CHALLENGE ::
Each line of the material must be repeated precisely, with the pictures left out.

RECORDS FOR THIS EXERCISE ::

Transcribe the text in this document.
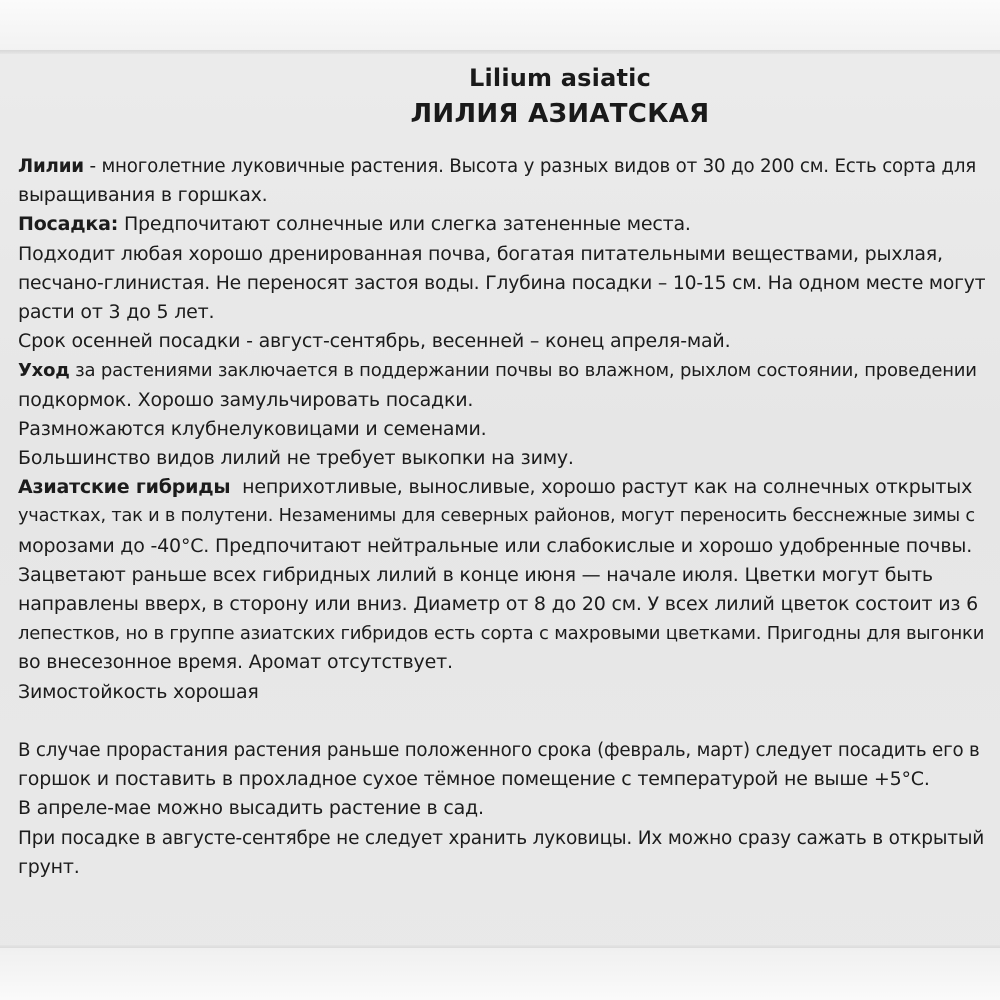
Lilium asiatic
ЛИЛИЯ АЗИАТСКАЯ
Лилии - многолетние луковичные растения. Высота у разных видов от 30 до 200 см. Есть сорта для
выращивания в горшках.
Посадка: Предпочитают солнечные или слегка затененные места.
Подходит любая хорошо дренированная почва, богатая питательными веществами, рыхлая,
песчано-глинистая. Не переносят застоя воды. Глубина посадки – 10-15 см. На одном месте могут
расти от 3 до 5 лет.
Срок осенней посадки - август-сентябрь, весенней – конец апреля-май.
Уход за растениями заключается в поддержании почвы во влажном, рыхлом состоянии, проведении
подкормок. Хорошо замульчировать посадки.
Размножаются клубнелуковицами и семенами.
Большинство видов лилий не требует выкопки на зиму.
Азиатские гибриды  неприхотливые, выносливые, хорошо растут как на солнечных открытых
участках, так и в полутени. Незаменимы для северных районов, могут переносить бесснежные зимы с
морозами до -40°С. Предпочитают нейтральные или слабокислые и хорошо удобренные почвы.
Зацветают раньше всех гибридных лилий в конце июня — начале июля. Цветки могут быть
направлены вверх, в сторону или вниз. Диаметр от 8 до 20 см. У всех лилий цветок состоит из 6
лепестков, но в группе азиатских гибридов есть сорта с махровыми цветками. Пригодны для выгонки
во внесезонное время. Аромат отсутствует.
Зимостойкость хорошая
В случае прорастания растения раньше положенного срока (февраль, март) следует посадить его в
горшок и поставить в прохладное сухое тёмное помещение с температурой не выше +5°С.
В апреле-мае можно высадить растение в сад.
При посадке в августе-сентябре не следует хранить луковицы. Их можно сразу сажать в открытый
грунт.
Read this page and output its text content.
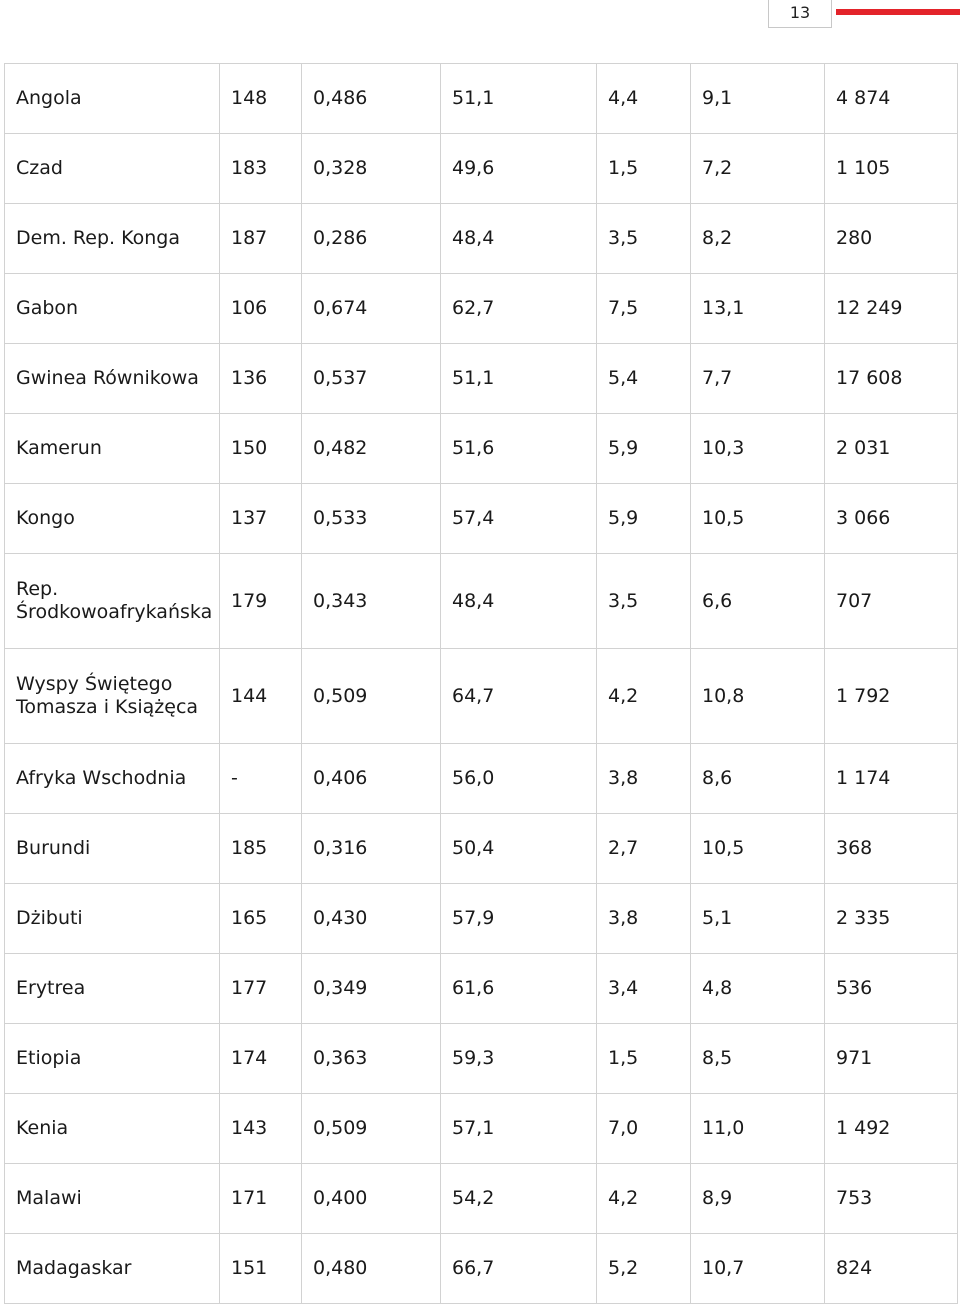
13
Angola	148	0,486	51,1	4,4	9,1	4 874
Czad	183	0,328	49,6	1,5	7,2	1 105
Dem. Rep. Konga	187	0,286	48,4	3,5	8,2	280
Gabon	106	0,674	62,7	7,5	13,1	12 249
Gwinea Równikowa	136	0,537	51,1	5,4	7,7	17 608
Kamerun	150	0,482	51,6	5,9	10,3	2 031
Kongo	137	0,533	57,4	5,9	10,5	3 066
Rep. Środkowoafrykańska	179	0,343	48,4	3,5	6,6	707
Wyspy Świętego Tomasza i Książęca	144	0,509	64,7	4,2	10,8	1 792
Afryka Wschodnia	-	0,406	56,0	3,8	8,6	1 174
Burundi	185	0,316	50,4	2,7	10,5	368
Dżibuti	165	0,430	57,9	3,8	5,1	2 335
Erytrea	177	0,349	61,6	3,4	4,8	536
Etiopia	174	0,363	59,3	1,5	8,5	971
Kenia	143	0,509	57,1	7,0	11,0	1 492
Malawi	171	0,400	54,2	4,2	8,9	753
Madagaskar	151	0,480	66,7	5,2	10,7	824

SOLUTION ::
Transcribe the text in this document.
Lilium asiatic
ЛИЛИЯ АЗИАТСКАЯ
Лилии - многолетние луковичные растения. Высота у разных видов от 30 до 200 см. Есть сорта для
выращивания в горшках.
Посадка: Предпочитают солнечные или слегка затененные места.
Подходит любая хорошо дренированная почва, богатая питательными веществами, рыхлая,
песчано-глинистая. Не переносят застоя воды. Глубина посадки – 10-15 см. На одном месте могут
расти от 3 до 5 лет.
Срок осенней посадки - август-сентябрь, весенней – конец апреля-май.
Уход за растениями заключается в поддержании почвы во влажном, рыхлом состоянии, проведении
подкормок. Хорошо замульчировать посадки.
Размножаются клубнелуковицами и семенами.
Большинство видов лилий не требует выкопки на зиму.
Азиатские гибриды  неприхотливые, выносливые, хорошо растут как на солнечных открытых
участках, так и в полутени. Незаменимы для северных районов, могут переносить бесснежные зимы с
морозами до -40°С. Предпочитают нейтральные или слабокислые и хорошо удобренные почвы.
Зацветают раньше всех гибридных лилий в конце июня — начале июля. Цветки могут быть
направлены вверх, в сторону или вниз. Диаметр от 8 до 20 см. У всех лилий цветок состоит из 6
лепестков, но в группе азиатских гибридов есть сорта с махровыми цветками. Пригодны для выгонки
во внесезонное время. Аромат отсутствует.
Зимостойкость хорошая
В случае прорастания растения раньше положенного срока (февраль, март) следует посадить его в
горшок и поставить в прохладное сухое тёмное помещение с температурой не выше +5°С.
В апреле-мае можно высадить растение в сад.
При посадке в августе-сентябре не следует хранить луковицы. Их можно сразу сажать в открытый
грунт.
Read this page and output its text content.
13
Angola	148	0,486	51,1	4,4	9,1	4 874
Czad	183	0,328	49,6	1,5	7,2	1 105
Dem. Rep. Konga	187	0,286	48,4	3,5	8,2	280
Gabon	106	0,674	62,7	7,5	13,1	12 249
Gwinea Równikowa	136	0,537	51,1	5,4	7,7	17 608
Kamerun	150	0,482	51,6	5,9	10,3	2 031
Kongo	137	0,533	57,4	5,9	10,5	3 066
Rep. Środkowoafrykańska	179	0,343	48,4	3,5	6,6	707
Wyspy Świętego Tomasza i Książęca	144	0,509	64,7	4,2	10,8	1 792
Afryka Wschodnia	-	0,406	56,0	3,8	8,6	1 174
Burundi	185	0,316	50,4	2,7	10,5	368
Dżibuti	165	0,430	57,9	3,8	5,1	2 335
Erytrea	177	0,349	61,6	3,4	4,8	536
Etiopia	174	0,363	59,3	1,5	8,5	971
Kenia	143	0,509	57,1	7,0	11,0	1 492
Malawi	171	0,400	54,2	4,2	8,9	753
Madagaskar	151	0,480	66,7	5,2	10,7	824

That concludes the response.